■ WHAT YOU SHOULD DO:
Pull out each line of the data that includes the word "现在增加新功能".

__________

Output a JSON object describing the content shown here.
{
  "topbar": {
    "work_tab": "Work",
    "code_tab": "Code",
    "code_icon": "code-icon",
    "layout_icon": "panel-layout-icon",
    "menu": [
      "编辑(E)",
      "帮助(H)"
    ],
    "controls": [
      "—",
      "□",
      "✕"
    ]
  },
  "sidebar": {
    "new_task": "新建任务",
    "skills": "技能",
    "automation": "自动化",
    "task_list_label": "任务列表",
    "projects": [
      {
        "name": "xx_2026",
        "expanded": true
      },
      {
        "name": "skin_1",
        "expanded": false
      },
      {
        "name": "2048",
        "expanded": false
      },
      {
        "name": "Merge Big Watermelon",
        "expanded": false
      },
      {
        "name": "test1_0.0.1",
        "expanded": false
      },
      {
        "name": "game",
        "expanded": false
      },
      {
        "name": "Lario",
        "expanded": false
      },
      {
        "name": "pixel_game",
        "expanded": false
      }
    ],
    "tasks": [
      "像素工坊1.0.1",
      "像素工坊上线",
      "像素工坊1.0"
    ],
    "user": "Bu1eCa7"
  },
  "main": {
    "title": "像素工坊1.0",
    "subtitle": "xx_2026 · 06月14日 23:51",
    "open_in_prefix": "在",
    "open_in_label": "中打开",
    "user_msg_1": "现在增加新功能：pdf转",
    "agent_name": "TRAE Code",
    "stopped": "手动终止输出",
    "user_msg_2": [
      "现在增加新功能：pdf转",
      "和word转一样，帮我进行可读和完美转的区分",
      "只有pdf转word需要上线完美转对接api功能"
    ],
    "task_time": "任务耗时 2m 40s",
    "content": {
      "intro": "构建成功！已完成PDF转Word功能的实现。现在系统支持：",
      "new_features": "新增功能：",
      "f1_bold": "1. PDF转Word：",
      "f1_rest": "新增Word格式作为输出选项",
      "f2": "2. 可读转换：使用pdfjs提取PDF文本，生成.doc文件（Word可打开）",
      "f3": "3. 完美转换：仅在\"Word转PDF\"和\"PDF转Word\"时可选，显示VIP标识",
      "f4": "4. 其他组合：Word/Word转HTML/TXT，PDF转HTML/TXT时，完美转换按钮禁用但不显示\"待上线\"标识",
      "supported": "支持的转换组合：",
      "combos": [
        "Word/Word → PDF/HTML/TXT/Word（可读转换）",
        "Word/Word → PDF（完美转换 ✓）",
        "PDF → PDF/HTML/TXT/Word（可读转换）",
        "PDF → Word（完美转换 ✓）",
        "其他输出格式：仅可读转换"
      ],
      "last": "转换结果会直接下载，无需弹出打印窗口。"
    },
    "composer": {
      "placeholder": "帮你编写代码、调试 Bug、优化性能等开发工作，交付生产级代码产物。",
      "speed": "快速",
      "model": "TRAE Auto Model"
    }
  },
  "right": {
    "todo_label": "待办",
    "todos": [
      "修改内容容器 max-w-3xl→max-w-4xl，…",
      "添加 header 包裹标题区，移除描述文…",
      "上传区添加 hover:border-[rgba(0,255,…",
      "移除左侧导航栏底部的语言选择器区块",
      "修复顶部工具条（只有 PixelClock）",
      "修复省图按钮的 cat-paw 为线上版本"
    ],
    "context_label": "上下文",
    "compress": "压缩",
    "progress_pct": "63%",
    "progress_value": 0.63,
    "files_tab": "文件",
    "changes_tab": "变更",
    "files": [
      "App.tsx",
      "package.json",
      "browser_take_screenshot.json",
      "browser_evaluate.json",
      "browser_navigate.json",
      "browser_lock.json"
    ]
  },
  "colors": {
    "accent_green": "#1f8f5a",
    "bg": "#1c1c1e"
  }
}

__________

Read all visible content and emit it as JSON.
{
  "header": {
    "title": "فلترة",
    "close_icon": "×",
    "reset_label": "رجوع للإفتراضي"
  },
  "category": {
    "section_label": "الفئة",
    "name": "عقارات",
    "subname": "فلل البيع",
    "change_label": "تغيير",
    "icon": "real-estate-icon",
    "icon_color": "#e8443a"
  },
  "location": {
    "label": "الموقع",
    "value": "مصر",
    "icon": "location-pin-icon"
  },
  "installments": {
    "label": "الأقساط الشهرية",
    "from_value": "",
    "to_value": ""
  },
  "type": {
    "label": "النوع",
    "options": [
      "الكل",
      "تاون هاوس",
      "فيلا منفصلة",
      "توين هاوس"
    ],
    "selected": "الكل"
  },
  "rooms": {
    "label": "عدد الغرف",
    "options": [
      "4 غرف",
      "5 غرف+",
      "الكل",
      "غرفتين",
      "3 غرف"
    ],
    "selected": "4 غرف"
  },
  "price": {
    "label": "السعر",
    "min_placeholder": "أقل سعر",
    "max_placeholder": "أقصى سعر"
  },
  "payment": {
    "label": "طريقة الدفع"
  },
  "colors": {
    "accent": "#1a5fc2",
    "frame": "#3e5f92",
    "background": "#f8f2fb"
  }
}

__________

■ FULL SOLUTION:
    "user_msg_1": "现在增加新功能：pdf转",
      "现在增加新功能：pdf转",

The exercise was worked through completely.